* [EXERCISE] Copy the listing below in full and skip every picture.

* [MATERIAL PROVIDED]
==========

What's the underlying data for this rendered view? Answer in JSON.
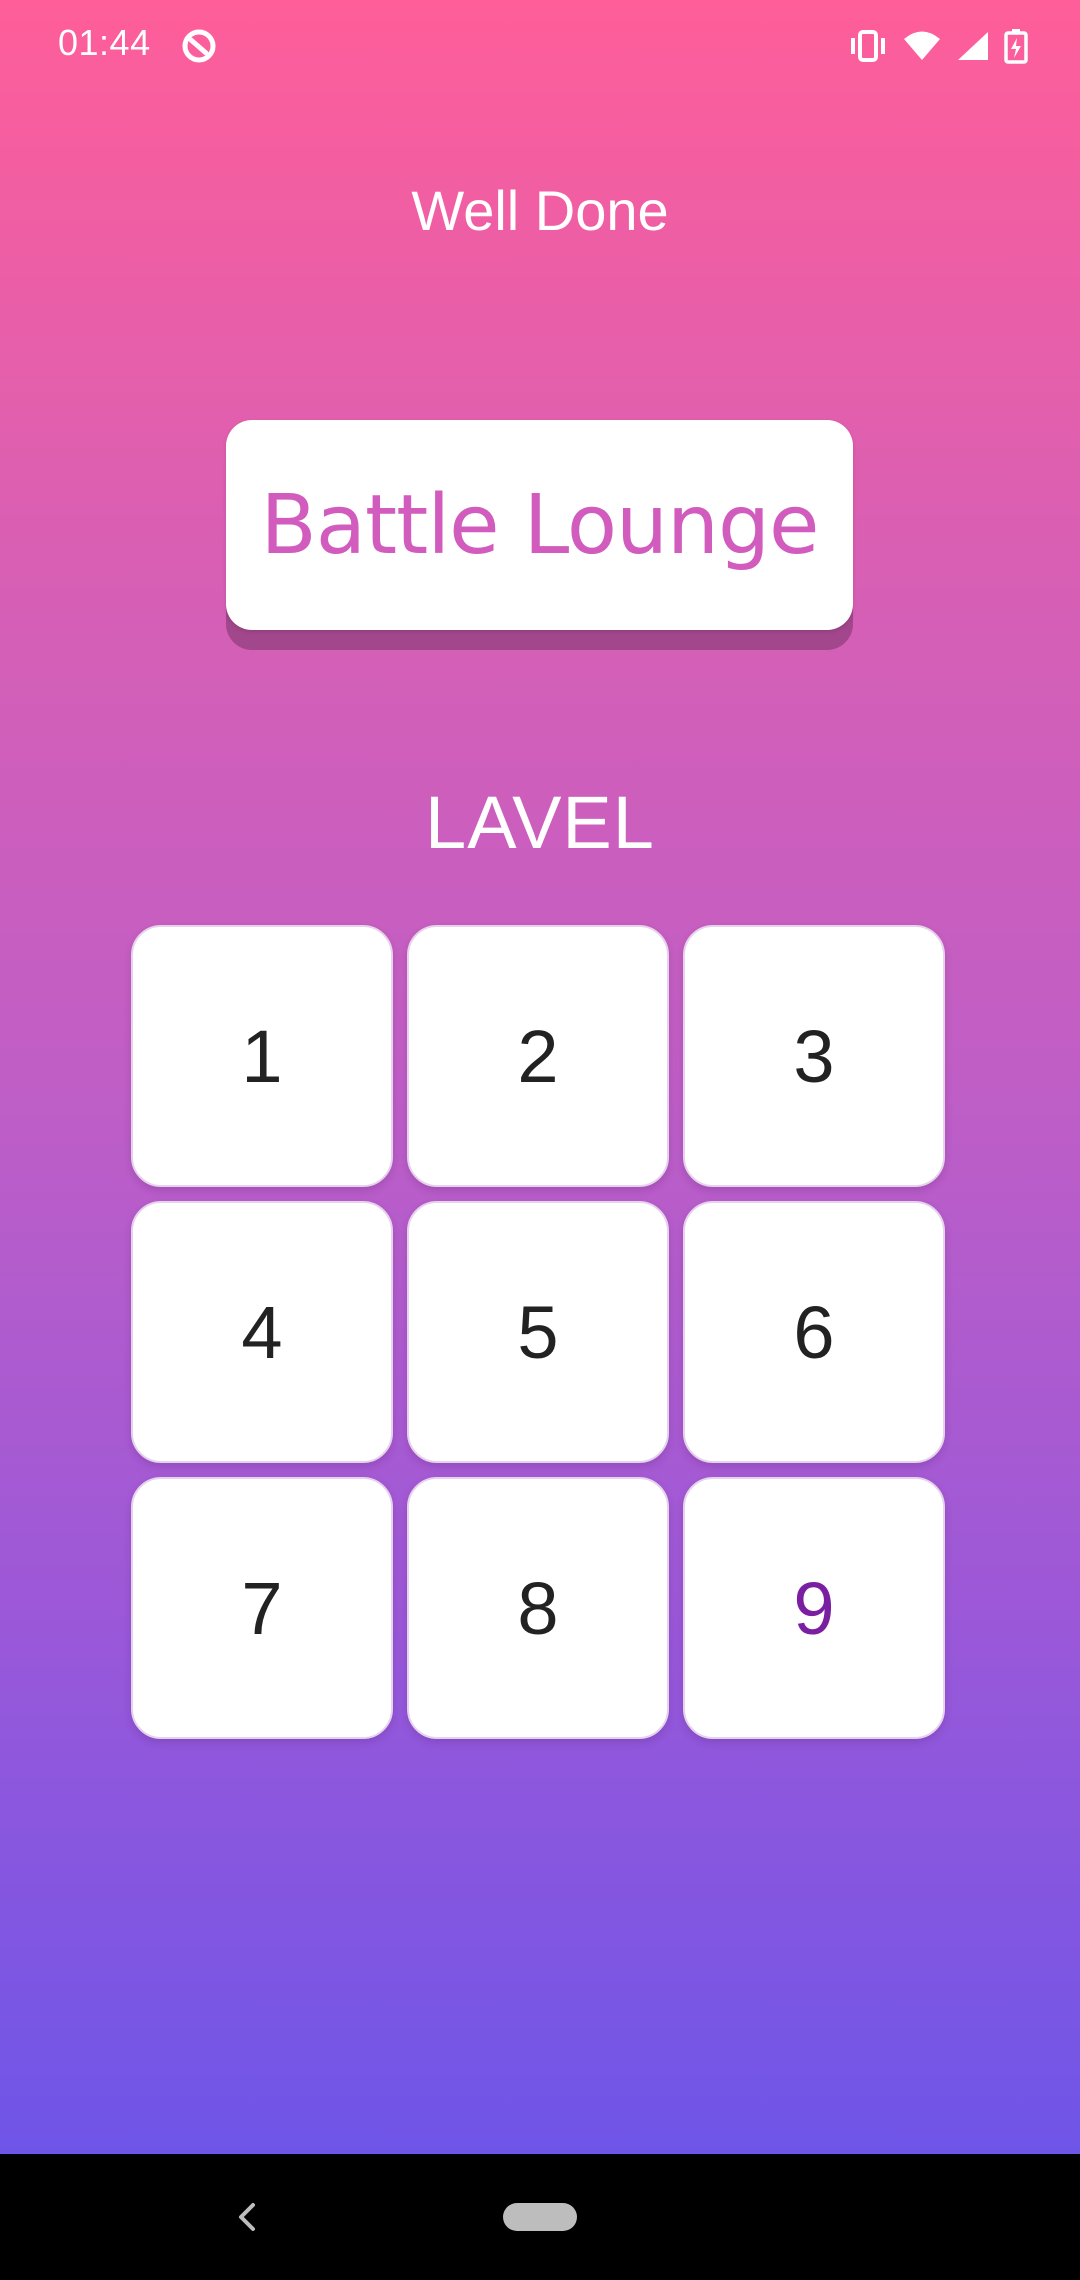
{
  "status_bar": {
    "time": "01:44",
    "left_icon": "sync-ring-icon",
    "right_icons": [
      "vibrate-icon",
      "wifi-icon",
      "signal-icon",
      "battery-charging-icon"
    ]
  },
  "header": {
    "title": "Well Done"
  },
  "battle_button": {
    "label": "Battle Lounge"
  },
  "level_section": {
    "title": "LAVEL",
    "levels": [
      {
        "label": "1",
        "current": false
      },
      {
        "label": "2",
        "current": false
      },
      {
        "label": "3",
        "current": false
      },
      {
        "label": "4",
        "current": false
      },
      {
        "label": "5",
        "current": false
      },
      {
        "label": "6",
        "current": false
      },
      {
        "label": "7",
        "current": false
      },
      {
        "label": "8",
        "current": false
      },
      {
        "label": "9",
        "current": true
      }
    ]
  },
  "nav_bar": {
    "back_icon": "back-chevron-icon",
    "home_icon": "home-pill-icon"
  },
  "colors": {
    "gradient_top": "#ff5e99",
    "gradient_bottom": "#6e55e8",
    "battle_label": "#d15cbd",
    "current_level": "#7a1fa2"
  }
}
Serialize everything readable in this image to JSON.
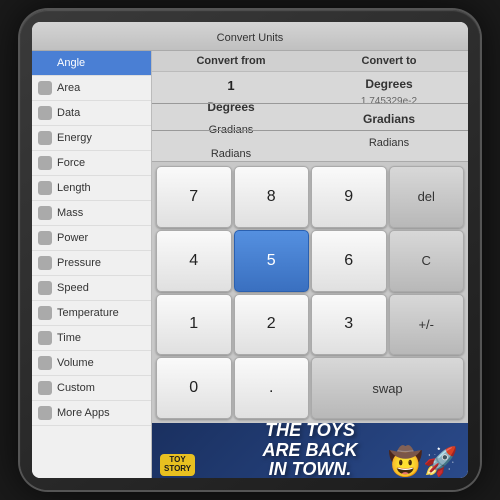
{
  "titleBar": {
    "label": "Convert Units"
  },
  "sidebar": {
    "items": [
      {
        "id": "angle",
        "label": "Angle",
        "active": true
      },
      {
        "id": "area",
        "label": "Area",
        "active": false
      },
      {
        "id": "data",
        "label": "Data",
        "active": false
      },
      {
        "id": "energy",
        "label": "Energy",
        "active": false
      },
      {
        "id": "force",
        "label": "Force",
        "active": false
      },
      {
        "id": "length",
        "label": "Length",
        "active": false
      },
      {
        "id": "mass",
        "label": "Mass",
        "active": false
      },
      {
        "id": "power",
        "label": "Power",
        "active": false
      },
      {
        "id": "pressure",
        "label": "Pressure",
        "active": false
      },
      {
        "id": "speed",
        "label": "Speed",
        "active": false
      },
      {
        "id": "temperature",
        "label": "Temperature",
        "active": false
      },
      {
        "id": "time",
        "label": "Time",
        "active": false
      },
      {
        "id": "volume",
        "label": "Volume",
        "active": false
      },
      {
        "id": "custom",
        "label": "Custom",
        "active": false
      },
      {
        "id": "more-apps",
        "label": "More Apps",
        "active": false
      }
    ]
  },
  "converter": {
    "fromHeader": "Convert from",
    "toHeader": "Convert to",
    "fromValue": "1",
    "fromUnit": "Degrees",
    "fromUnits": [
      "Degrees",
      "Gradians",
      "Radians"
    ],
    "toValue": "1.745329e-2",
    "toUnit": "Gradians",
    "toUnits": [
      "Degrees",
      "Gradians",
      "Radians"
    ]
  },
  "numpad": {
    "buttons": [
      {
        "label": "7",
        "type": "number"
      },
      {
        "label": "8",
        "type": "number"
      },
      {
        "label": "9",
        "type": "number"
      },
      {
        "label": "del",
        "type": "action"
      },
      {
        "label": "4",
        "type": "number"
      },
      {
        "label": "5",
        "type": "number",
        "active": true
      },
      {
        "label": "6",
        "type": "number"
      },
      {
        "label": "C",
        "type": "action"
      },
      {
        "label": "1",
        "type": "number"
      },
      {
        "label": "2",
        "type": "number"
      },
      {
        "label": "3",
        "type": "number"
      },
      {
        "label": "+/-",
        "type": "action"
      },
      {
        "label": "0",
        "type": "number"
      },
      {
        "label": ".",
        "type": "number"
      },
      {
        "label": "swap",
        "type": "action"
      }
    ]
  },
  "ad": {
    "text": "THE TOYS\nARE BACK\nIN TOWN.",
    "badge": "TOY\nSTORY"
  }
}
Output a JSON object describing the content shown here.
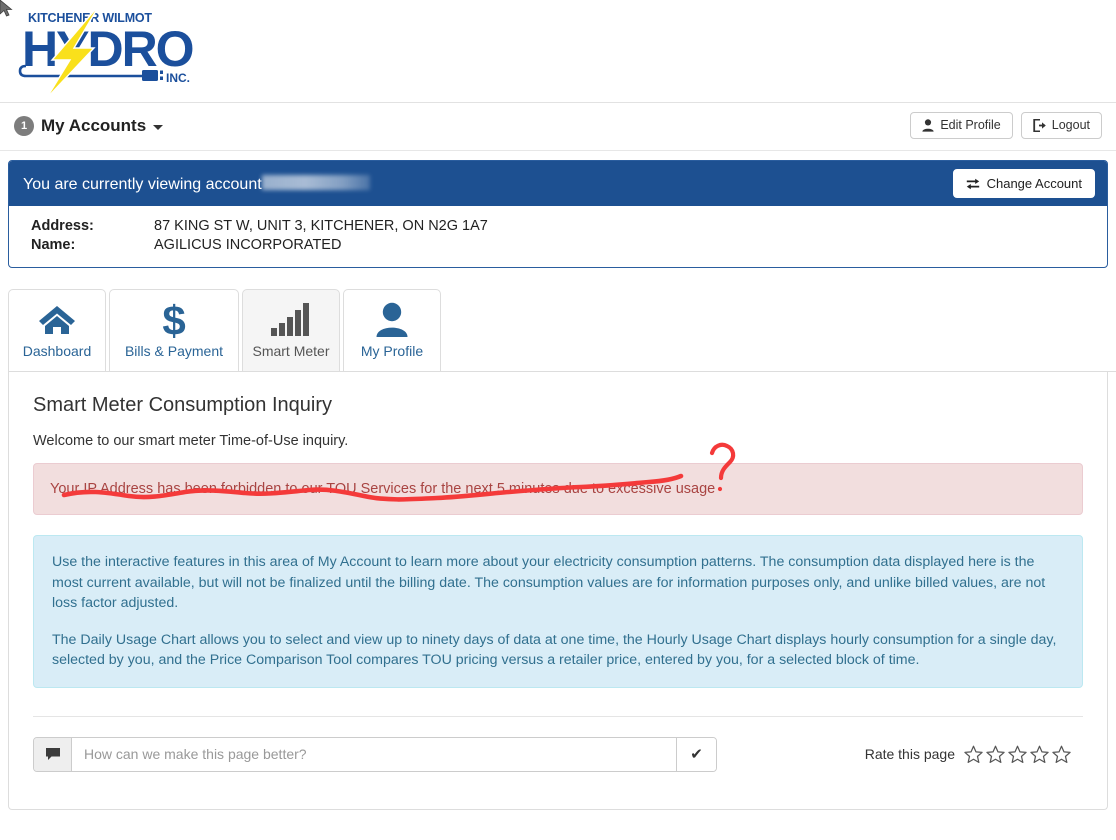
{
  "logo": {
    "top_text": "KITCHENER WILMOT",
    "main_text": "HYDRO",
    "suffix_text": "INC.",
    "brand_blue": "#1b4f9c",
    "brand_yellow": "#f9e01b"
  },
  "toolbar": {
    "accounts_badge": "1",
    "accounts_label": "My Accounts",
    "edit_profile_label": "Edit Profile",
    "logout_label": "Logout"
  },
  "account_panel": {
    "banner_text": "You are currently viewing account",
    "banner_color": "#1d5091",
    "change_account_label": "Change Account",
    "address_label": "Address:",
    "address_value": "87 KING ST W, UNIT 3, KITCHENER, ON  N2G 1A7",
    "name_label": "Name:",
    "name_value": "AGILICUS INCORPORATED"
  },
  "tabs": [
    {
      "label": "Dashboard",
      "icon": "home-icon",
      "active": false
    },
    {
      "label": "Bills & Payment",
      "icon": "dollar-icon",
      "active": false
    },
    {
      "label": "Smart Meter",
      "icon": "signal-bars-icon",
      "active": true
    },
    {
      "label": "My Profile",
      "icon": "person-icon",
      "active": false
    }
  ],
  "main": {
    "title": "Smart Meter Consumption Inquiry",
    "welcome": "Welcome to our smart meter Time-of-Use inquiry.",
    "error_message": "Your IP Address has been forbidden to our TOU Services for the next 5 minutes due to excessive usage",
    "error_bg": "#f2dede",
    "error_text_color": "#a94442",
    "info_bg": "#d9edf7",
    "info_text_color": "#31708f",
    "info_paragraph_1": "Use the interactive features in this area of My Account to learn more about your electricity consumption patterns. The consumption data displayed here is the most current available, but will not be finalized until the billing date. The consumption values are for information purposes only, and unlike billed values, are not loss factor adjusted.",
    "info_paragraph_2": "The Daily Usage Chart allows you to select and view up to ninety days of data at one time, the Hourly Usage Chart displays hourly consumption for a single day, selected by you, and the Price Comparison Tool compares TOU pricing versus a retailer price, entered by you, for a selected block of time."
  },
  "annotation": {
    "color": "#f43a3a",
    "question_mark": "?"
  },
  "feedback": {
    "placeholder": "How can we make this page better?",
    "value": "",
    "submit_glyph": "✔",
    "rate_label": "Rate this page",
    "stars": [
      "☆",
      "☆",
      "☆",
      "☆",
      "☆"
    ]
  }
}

==========

* [ANSWER TO THIS TASK]
What's the underlying data for this rendered view? Answer in JSON.
{
  "status_bar": {
    "time": "01:44",
    "left_icon": "sync-ring-icon",
    "right_icons": [
      "vibrate-icon",
      "wifi-icon",
      "signal-icon",
      "battery-charging-icon"
    ]
  },
  "header": {
    "title": "Well Done"
  },
  "battle_button": {
    "label": "Battle Lounge"
  },
  "level_section": {
    "title": "LAVEL",
    "levels": [
      {
        "label": "1",
        "current": false
      },
      {
        "label": "2",
        "current": false
      },
      {
        "label": "3",
        "current": false
      },
      {
        "label": "4",
        "current": false
      },
      {
        "label": "5",
        "current": false
      },
      {
        "label": "6",
        "current": false
      },
      {
        "label": "7",
        "current": false
      },
      {
        "label": "8",
        "current": false
      },
      {
        "label": "9",
        "current": true
      }
    ]
  },
  "nav_bar": {
    "back_icon": "back-chevron-icon",
    "home_icon": "home-pill-icon"
  },
  "colors": {
    "gradient_top": "#ff5e99",
    "gradient_bottom": "#6e55e8",
    "battle_label": "#d15cbd",
    "current_level": "#7a1fa2"
  }
}
Serialize everything readable in this image to JSON.
{
  "titleBar": {
    "label": "Convert Units"
  },
  "sidebar": {
    "items": [
      {
        "id": "angle",
        "label": "Angle",
        "active": true
      },
      {
        "id": "area",
        "label": "Area",
        "active": false
      },
      {
        "id": "data",
        "label": "Data",
        "active": false
      },
      {
        "id": "energy",
        "label": "Energy",
        "active": false
      },
      {
        "id": "force",
        "label": "Force",
        "active": false
      },
      {
        "id": "length",
        "label": "Length",
        "active": false
      },
      {
        "id": "mass",
        "label": "Mass",
        "active": false
      },
      {
        "id": "power",
        "label": "Power",
        "active": false
      },
      {
        "id": "pressure",
        "label": "Pressure",
        "active": false
      },
      {
        "id": "speed",
        "label": "Speed",
        "active": false
      },
      {
        "id": "temperature",
        "label": "Temperature",
        "active": false
      },
      {
        "id": "time",
        "label": "Time",
        "active": false
      },
      {
        "id": "volume",
        "label": "Volume",
        "active": false
      },
      {
        "id": "custom",
        "label": "Custom",
        "active": false
      },
      {
        "id": "more-apps",
        "label": "More Apps",
        "active": false
      }
    ]
  },
  "converter": {
    "fromHeader": "Convert from",
    "toHeader": "Convert to",
    "fromValue": "1",
    "fromUnit": "Degrees",
    "fromUnits": [
      "Degrees",
      "Gradians",
      "Radians"
    ],
    "toValue": "1.745329e-2",
    "toUnit": "Gradians",
    "toUnits": [
      "Degrees",
      "Gradians",
      "Radians"
    ]
  },
  "numpad": {
    "buttons": [
      {
        "label": "7",
        "type": "number"
      },
      {
        "label": "8",
        "type": "number"
      },
      {
        "label": "9",
        "type": "number"
      },
      {
        "label": "del",
        "type": "action"
      },
      {
        "label": "4",
        "type": "number"
      },
      {
        "label": "5",
        "type": "number",
        "active": true
      },
      {
        "label": "6",
        "type": "number"
      },
      {
        "label": "C",
        "type": "action"
      },
      {
        "label": "1",
        "type": "number"
      },
      {
        "label": "2",
        "type": "number"
      },
      {
        "label": "3",
        "type": "number"
      },
      {
        "label": "+/-",
        "type": "action"
      },
      {
        "label": "0",
        "type": "number"
      },
      {
        "label": ".",
        "type": "number"
      },
      {
        "label": "swap",
        "type": "action"
      }
    ]
  },
  "ad": {
    "text": "THE TOYS\nARE BACK\nIN TOWN.",
    "badge": "TOY\nSTORY"
  }
}
Output a JSON object describing the content shown here.
{
  "logo": {
    "top_text": "KITCHENER WILMOT",
    "main_text": "HYDRO",
    "suffix_text": "INC.",
    "brand_blue": "#1b4f9c",
    "brand_yellow": "#f9e01b"
  },
  "toolbar": {
    "accounts_badge": "1",
    "accounts_label": "My Accounts",
    "edit_profile_label": "Edit Profile",
    "logout_label": "Logout"
  },
  "account_panel": {
    "banner_text": "You are currently viewing account",
    "banner_color": "#1d5091",
    "change_account_label": "Change Account",
    "address_label": "Address:",
    "address_value": "87 KING ST W, UNIT 3, KITCHENER, ON  N2G 1A7",
    "name_label": "Name:",
    "name_value": "AGILICUS INCORPORATED"
  },
  "tabs": [
    {
      "label": "Dashboard",
      "icon": "home-icon",
      "active": false
    },
    {
      "label": "Bills & Payment",
      "icon": "dollar-icon",
      "active": false
    },
    {
      "label": "Smart Meter",
      "icon": "signal-bars-icon",
      "active": true
    },
    {
      "label": "My Profile",
      "icon": "person-icon",
      "active": false
    }
  ],
  "main": {
    "title": "Smart Meter Consumption Inquiry",
    "welcome": "Welcome to our smart meter Time-of-Use inquiry.",
    "error_message": "Your IP Address has been forbidden to our TOU Services for the next 5 minutes due to excessive usage",
    "error_bg": "#f2dede",
    "error_text_color": "#a94442",
    "info_bg": "#d9edf7",
    "info_text_color": "#31708f",
    "info_paragraph_1": "Use the interactive features in this area of My Account to learn more about your electricity consumption patterns. The consumption data displayed here is the most current available, but will not be finalized until the billing date. The consumption values are for information purposes only, and unlike billed values, are not loss factor adjusted.",
    "info_paragraph_2": "The Daily Usage Chart allows you to select and view up to ninety days of data at one time, the Hourly Usage Chart displays hourly consumption for a single day, selected by you, and the Price Comparison Tool compares TOU pricing versus a retailer price, entered by you, for a selected block of time."
  },
  "annotation": {
    "color": "#f43a3a",
    "question_mark": "?"
  },
  "feedback": {
    "placeholder": "How can we make this page better?",
    "value": "",
    "submit_glyph": "✔",
    "rate_label": "Rate this page",
    "stars": [
      "☆",
      "☆",
      "☆",
      "☆",
      "☆"
    ]
  }
}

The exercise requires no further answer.